→ **Task requirements**:
Search the data below for "luovuutta"; list each line that holds it.

→ **Stored rows**:
** begin **
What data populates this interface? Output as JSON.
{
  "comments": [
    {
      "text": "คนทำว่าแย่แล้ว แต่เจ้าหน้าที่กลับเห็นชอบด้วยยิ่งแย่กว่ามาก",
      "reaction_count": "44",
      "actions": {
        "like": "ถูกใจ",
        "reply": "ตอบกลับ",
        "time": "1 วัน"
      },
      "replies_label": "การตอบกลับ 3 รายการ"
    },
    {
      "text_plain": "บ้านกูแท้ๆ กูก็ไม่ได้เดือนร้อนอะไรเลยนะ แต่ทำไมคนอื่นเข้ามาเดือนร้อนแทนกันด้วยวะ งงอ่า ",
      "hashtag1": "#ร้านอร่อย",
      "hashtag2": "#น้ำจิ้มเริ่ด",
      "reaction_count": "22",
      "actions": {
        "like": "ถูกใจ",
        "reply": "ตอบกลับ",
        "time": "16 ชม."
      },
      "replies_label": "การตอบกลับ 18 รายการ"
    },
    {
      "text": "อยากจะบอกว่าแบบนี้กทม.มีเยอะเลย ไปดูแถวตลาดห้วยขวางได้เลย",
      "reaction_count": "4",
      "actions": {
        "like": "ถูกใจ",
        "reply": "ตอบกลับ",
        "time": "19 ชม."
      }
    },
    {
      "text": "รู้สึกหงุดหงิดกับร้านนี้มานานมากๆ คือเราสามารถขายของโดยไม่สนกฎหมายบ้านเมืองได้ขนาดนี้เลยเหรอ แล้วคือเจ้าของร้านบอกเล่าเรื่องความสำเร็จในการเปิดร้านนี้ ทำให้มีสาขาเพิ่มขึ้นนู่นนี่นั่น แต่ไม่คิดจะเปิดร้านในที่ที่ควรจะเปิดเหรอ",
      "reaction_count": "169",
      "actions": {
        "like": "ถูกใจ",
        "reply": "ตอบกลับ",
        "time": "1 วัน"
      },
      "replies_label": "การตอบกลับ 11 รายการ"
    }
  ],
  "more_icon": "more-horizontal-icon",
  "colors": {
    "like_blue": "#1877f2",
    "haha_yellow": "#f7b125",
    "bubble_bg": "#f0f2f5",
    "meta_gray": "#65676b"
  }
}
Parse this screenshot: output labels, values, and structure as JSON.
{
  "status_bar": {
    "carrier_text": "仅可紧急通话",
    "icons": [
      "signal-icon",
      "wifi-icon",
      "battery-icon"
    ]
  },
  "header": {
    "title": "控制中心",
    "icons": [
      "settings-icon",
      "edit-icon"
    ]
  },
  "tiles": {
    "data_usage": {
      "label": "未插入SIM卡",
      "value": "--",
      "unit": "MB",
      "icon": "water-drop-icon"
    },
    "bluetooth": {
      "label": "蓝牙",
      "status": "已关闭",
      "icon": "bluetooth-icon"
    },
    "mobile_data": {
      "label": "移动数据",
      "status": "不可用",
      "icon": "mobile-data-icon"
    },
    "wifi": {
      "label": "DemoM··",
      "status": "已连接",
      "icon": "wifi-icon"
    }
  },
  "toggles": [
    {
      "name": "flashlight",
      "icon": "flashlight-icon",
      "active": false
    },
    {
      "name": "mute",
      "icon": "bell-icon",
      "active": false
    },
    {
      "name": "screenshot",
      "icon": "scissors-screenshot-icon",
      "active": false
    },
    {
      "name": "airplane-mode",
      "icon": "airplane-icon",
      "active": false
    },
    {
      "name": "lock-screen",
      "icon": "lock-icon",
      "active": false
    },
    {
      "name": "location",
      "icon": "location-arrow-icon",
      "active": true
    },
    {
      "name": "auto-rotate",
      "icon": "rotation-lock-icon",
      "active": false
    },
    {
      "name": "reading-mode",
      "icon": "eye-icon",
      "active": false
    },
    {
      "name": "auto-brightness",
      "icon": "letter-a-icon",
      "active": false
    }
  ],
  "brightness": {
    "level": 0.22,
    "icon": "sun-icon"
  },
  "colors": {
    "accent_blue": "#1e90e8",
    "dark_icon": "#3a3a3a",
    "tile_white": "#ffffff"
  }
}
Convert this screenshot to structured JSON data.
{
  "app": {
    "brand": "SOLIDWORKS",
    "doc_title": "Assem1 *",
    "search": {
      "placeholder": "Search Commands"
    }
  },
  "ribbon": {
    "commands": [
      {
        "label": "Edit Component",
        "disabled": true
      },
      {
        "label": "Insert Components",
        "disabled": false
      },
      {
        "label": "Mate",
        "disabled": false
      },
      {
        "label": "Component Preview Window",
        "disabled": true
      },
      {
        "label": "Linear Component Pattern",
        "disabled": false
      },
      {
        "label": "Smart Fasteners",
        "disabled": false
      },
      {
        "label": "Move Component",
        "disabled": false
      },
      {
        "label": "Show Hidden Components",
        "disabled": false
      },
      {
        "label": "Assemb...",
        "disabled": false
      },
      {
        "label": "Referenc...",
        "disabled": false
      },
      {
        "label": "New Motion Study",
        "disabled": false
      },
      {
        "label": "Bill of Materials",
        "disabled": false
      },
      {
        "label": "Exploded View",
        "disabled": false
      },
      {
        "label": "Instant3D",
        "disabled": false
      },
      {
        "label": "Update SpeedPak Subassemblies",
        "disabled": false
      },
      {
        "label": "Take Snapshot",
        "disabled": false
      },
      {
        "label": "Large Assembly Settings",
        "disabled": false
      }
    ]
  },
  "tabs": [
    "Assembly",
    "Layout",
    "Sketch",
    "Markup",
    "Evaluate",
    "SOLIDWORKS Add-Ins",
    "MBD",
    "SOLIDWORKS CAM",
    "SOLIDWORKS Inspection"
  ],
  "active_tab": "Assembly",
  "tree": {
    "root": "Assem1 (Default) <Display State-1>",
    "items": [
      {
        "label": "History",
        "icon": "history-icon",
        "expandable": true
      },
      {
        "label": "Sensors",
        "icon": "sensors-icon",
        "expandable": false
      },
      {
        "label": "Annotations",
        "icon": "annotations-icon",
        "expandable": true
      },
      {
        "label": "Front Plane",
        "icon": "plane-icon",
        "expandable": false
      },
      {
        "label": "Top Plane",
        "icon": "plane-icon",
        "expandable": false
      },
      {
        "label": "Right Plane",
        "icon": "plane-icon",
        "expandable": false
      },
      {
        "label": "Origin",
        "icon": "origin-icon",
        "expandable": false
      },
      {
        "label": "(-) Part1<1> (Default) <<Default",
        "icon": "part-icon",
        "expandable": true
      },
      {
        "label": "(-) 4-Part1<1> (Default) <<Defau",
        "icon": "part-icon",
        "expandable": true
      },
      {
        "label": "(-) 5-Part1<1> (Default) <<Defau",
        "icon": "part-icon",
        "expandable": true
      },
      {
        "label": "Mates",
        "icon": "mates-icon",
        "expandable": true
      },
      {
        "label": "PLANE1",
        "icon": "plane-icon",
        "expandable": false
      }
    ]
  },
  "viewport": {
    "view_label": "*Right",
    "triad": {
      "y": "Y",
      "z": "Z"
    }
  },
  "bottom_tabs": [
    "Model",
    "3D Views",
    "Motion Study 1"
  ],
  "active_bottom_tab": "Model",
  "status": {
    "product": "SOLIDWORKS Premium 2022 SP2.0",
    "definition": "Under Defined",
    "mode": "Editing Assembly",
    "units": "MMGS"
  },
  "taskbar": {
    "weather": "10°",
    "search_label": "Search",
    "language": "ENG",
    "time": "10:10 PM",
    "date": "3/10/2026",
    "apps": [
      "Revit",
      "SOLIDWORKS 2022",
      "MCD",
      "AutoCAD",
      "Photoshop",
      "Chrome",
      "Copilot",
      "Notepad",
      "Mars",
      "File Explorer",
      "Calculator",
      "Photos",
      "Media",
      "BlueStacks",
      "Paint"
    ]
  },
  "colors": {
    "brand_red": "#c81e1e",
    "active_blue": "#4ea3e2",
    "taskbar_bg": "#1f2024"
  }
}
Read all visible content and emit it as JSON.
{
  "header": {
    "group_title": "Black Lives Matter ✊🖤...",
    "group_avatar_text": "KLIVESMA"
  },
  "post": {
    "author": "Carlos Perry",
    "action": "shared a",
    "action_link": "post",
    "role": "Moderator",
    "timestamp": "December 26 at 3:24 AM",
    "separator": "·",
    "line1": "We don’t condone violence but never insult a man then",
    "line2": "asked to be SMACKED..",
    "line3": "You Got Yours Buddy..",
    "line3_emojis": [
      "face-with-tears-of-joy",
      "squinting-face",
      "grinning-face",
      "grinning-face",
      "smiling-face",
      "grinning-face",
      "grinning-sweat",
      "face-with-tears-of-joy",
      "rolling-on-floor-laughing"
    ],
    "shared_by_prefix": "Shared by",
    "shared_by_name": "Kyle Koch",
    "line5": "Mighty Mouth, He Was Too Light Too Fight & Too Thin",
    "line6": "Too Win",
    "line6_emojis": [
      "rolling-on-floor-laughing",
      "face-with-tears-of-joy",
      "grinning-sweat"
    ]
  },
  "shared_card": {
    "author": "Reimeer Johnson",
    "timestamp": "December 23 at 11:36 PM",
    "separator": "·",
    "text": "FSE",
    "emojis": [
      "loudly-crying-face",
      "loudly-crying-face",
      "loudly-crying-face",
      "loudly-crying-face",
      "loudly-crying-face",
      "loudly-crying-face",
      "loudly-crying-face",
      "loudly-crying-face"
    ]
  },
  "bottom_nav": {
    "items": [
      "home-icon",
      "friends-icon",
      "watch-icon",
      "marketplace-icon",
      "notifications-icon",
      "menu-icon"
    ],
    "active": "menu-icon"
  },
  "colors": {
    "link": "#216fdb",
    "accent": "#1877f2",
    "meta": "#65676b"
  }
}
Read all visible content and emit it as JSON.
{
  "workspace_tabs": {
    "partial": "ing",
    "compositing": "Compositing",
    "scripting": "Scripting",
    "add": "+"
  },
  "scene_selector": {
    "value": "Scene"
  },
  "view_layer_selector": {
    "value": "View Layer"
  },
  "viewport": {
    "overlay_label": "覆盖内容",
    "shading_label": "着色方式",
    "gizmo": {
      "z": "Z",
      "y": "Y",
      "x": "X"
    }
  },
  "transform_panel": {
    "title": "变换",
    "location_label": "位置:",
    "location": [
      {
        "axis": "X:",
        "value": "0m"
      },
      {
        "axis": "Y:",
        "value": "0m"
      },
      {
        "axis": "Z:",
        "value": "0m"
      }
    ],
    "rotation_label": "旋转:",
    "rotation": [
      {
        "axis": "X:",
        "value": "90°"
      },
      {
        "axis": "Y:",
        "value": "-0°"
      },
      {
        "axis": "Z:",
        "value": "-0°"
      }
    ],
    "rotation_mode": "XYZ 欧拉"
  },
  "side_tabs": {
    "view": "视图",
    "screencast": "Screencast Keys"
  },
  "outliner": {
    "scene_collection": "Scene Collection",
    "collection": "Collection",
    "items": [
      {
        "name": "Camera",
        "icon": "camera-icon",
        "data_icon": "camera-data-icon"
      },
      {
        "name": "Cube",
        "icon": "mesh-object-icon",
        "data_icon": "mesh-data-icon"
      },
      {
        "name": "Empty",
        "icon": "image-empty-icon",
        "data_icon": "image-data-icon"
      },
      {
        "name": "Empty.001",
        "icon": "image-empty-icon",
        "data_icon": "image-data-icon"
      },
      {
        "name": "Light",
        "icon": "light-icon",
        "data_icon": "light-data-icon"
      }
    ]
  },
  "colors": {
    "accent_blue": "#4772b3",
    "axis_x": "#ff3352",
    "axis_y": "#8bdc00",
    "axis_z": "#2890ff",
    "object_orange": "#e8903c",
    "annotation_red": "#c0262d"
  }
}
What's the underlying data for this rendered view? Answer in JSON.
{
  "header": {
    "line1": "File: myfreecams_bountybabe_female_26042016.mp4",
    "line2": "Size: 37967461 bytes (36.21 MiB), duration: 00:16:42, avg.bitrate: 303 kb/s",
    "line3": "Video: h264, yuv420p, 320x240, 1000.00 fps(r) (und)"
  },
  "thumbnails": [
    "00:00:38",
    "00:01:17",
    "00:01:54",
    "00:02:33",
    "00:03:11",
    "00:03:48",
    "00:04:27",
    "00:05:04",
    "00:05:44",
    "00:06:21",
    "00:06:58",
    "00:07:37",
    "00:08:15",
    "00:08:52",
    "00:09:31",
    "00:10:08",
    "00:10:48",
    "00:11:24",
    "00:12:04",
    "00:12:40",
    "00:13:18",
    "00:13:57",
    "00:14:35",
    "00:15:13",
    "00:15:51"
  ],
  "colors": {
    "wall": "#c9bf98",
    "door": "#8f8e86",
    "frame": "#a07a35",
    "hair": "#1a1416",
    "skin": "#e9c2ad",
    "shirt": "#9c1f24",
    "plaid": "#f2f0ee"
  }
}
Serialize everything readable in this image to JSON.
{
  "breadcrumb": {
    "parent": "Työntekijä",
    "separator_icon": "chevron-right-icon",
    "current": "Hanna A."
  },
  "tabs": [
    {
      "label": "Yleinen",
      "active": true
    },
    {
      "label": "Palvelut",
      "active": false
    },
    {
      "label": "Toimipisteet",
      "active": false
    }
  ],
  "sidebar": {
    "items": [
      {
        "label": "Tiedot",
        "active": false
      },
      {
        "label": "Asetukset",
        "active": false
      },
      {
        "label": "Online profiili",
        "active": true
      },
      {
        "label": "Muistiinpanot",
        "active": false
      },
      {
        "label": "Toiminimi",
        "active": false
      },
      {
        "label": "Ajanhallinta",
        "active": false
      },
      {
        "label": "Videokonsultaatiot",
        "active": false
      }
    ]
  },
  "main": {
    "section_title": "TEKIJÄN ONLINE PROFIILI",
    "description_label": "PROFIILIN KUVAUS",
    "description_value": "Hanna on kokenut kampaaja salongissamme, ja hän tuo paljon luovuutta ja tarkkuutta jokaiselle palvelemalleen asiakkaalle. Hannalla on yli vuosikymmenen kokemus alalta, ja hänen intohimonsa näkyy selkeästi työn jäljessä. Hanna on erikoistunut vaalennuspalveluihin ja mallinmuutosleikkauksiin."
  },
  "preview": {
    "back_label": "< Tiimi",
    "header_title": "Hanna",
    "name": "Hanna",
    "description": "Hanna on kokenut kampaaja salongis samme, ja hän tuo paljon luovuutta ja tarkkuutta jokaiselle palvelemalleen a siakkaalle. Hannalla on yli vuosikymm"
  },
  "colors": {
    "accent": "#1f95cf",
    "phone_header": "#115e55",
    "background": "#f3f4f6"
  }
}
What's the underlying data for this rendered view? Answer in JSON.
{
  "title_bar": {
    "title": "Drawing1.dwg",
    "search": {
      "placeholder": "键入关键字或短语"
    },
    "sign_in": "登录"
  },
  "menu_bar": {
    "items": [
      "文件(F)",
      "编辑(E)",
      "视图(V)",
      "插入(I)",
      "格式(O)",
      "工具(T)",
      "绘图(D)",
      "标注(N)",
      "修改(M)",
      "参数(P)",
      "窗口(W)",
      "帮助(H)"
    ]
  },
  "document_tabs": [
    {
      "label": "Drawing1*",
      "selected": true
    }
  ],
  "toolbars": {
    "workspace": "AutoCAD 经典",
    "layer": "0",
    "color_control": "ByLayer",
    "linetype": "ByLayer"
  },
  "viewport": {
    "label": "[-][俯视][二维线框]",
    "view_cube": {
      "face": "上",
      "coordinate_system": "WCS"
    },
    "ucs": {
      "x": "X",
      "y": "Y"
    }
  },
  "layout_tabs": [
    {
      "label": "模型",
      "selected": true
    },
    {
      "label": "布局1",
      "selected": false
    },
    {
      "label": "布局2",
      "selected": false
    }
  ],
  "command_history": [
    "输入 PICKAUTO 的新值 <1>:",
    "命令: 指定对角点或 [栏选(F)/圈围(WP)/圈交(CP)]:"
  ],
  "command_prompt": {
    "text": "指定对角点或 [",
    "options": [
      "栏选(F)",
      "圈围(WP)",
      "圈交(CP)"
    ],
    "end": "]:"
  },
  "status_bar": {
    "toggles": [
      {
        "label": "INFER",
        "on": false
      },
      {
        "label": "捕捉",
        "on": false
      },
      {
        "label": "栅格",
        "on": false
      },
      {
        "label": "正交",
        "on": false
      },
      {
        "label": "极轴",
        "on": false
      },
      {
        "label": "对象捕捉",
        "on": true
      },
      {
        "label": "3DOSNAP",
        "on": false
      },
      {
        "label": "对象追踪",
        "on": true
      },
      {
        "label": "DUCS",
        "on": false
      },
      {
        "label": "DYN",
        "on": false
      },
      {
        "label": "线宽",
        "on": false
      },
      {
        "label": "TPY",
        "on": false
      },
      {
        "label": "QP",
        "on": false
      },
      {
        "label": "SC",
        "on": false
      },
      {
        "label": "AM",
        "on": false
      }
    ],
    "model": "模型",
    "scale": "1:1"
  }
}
** end **
→ **Answer for this exercise**:
    "description_value": "Hanna on kokenut kampaaja salongissamme, ja hän tuo paljon luovuutta ja tarkkuutta jokaiselle palvelemalleen asiakkaalle. Hannalla on yli vuosikymmenen kokemus alalta, ja hänen intohimonsa näkyy selkeästi työn jäljessä. Hanna on erikoistunut vaalennuspalveluihin ja mallinmuutosleikkauksiin."
    "description": "Hanna on kokenut kampaaja salongis samme, ja hän tuo paljon luovuutta ja tarkkuutta jokaiselle palvelemalleen a siakkaalle. Hannalla on yli vuosikymm"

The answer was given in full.